* begin Data records *

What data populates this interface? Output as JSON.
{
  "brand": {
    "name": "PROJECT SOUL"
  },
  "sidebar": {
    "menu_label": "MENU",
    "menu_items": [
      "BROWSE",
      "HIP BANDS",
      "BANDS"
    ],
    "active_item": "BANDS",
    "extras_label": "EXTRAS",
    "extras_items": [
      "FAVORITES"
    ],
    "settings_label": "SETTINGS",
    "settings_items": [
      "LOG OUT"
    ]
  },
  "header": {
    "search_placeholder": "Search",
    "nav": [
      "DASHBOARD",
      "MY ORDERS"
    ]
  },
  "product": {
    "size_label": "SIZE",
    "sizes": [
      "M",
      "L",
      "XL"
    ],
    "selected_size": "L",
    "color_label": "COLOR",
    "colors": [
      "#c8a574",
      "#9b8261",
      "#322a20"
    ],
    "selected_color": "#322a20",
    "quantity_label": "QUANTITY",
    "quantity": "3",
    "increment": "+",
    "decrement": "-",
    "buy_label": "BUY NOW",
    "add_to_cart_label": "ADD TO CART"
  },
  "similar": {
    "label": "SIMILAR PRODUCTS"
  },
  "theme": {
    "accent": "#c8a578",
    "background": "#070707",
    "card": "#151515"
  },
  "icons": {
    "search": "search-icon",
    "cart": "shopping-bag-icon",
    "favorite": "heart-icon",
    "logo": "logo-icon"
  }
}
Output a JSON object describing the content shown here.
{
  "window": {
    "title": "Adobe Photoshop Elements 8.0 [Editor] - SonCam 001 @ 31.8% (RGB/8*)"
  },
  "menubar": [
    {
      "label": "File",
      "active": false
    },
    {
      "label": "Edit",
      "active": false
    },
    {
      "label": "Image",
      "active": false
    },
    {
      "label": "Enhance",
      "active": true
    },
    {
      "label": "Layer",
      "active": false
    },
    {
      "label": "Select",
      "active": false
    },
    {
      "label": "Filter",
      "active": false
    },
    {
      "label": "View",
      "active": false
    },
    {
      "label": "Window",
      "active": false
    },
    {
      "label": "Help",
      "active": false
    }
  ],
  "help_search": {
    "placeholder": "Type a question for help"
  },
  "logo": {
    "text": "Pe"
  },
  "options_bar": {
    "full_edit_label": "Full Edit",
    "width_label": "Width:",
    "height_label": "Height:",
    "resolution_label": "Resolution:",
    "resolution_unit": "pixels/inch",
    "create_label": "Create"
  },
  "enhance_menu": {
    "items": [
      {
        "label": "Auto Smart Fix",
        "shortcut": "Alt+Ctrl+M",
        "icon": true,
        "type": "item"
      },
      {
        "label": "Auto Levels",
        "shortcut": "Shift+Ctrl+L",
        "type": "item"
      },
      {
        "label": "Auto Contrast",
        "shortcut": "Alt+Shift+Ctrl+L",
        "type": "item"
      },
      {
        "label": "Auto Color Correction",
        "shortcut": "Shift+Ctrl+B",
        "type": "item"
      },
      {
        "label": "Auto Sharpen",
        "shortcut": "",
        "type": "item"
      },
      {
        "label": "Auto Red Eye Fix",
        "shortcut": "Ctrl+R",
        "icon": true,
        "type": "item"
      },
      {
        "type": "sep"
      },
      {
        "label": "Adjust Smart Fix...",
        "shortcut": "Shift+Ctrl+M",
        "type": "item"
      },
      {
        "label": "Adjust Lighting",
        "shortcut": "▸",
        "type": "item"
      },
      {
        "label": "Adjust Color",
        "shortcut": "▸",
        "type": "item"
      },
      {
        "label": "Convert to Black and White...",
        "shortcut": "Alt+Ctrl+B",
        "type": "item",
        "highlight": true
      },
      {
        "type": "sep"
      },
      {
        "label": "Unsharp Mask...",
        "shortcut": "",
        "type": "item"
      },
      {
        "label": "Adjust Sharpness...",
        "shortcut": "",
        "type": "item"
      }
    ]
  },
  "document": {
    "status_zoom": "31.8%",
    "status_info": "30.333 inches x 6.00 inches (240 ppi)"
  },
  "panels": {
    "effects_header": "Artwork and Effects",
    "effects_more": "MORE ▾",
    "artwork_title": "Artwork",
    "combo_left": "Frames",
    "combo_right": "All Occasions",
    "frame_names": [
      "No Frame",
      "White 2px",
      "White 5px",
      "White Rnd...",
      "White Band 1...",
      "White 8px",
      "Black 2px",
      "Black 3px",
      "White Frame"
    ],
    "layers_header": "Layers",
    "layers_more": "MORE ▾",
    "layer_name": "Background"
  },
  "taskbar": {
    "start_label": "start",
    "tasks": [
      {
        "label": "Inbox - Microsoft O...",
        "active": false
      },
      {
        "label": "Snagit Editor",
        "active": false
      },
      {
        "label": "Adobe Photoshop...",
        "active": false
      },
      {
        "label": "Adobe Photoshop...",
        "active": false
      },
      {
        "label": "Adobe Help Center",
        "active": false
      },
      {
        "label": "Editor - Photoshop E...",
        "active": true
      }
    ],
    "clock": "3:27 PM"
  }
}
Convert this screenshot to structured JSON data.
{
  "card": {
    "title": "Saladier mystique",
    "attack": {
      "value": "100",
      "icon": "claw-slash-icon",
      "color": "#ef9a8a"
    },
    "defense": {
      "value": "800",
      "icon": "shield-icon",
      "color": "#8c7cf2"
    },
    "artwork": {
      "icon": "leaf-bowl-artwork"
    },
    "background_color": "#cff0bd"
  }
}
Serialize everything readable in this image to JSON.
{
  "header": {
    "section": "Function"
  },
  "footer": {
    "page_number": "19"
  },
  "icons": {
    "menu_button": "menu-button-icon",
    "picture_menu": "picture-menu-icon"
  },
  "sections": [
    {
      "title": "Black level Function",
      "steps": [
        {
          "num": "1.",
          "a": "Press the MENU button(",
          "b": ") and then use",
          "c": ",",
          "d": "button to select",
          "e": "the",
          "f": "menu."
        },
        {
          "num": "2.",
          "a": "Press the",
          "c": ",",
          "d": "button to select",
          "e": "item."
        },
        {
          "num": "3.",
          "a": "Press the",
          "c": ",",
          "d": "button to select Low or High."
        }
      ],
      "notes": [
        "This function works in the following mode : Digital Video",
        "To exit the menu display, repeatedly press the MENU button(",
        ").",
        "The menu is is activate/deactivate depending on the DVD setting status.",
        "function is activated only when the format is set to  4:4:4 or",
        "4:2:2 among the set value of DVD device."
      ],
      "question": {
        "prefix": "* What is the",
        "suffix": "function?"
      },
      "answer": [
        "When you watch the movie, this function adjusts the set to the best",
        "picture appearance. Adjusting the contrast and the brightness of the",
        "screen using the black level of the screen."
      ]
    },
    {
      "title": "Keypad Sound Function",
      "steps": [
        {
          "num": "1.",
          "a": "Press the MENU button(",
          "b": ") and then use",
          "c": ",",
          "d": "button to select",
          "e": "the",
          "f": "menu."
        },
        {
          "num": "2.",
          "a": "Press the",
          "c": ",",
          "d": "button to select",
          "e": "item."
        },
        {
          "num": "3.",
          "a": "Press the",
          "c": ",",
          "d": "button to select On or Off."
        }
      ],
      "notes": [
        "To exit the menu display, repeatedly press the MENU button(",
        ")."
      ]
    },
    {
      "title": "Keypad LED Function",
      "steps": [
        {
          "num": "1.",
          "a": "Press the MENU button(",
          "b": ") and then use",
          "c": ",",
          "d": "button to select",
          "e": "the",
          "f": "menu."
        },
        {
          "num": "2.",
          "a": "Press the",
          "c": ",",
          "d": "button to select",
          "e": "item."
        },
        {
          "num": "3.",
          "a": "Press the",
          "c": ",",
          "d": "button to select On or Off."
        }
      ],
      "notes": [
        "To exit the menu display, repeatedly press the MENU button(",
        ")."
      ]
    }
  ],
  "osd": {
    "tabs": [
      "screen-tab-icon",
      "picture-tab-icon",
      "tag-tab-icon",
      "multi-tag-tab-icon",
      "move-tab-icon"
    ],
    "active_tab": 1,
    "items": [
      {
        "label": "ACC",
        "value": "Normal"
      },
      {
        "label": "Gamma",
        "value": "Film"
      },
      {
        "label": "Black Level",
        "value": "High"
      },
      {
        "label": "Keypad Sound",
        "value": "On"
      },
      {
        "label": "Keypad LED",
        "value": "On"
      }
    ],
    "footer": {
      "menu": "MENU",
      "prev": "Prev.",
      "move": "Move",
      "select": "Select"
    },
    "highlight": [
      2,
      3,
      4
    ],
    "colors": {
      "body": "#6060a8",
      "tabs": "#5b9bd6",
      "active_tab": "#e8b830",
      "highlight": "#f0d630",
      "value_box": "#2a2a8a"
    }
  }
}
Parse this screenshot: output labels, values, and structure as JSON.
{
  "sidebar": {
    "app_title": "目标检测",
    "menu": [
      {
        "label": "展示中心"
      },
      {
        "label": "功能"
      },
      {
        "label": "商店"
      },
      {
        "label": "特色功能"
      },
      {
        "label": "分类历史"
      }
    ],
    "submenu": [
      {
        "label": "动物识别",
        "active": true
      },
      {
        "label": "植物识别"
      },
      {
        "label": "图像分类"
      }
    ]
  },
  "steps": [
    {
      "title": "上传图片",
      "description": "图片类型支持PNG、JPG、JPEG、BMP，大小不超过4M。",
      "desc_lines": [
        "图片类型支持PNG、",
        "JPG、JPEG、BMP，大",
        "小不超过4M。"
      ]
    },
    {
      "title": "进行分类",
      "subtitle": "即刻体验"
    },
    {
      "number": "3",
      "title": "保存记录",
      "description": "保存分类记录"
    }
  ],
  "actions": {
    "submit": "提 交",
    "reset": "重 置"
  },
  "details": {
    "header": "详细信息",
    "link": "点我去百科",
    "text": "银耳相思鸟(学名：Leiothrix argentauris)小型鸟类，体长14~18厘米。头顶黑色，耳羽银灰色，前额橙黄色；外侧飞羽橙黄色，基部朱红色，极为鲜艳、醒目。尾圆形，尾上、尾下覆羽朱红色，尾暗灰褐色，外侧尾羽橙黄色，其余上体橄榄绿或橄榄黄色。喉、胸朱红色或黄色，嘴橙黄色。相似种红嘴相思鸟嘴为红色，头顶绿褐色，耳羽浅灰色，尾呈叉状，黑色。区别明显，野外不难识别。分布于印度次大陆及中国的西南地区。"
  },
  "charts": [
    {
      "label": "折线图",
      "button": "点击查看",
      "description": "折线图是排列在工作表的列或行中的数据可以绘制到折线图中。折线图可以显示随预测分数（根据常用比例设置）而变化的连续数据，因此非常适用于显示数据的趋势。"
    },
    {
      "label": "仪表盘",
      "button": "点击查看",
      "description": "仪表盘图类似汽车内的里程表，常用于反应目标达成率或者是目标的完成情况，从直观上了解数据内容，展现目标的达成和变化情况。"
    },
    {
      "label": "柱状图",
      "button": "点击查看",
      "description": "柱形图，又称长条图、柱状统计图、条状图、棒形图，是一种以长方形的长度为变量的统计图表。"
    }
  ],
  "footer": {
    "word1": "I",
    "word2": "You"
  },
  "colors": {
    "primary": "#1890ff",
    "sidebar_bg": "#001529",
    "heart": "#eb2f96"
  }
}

* end Data records *

Collect every line above that contains the word "Auto".

▸ Written response:
        "label": "Auto Smart Fix",
        "label": "Auto Levels",
        "label": "Auto Contrast",
        "label": "Auto Color Correction",
        "label": "Auto Sharpen",
        "label": "Auto Red Eye Fix",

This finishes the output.